→ **Short problem**: Gather all lines with "this" from the records.
────
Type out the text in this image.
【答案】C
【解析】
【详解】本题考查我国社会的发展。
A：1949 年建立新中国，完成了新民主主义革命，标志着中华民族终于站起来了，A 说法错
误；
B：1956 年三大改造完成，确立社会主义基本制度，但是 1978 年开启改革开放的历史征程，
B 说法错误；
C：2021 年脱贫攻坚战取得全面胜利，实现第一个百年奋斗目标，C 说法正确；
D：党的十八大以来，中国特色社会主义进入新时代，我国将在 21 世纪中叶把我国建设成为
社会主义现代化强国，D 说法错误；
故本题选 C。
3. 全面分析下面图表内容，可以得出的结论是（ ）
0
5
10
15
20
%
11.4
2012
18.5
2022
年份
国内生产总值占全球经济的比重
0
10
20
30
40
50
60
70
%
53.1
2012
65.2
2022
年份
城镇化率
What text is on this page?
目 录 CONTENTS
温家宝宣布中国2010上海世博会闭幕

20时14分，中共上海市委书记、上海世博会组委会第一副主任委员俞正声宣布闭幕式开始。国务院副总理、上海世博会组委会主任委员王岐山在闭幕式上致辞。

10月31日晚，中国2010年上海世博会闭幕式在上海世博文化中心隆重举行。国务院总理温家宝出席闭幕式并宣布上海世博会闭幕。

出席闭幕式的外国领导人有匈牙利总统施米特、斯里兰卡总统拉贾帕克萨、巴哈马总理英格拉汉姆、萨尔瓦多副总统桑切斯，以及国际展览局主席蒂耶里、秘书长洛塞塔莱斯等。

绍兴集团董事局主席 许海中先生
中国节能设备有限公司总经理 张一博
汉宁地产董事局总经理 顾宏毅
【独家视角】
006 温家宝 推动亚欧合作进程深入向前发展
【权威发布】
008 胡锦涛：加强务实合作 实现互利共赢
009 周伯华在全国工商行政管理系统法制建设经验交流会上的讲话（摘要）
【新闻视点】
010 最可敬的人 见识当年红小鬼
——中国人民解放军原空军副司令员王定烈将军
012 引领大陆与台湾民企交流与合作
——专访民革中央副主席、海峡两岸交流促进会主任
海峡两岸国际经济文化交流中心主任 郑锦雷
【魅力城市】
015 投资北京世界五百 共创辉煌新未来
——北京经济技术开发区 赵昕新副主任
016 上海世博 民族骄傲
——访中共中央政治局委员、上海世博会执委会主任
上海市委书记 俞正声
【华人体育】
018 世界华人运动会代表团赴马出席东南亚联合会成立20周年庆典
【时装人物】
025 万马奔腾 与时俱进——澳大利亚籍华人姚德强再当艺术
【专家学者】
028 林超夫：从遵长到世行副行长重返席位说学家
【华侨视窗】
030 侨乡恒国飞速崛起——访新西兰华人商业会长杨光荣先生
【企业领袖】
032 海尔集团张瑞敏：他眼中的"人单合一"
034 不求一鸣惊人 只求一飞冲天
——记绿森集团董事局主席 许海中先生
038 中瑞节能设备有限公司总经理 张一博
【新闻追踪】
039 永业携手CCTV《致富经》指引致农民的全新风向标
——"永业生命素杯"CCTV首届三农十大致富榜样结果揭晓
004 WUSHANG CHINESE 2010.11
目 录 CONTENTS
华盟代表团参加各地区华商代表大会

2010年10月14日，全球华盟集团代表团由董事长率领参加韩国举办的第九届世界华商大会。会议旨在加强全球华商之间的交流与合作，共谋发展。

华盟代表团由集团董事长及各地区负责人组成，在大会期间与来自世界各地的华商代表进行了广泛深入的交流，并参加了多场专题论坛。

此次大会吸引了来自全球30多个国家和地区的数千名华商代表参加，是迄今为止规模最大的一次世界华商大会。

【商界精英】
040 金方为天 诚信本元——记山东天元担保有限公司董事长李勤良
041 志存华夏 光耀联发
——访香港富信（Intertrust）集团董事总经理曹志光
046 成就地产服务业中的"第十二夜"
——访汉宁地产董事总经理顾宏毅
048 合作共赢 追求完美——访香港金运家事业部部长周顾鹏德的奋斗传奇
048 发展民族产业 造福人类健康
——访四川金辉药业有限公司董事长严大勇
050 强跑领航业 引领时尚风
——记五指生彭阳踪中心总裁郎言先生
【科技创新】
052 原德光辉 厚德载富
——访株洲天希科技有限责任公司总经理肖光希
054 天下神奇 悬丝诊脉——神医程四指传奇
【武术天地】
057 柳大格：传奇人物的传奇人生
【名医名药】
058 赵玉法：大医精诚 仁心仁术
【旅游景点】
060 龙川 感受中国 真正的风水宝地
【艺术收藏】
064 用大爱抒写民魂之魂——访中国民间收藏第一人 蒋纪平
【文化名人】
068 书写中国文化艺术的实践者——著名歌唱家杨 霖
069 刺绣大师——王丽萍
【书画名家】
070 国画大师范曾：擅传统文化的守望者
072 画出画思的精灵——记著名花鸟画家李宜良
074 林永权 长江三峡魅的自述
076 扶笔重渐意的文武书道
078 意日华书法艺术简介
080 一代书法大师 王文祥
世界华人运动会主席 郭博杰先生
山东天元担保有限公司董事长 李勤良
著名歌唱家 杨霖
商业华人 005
────
→ **Output below**:
Type out the text in this image.
What text is on this page?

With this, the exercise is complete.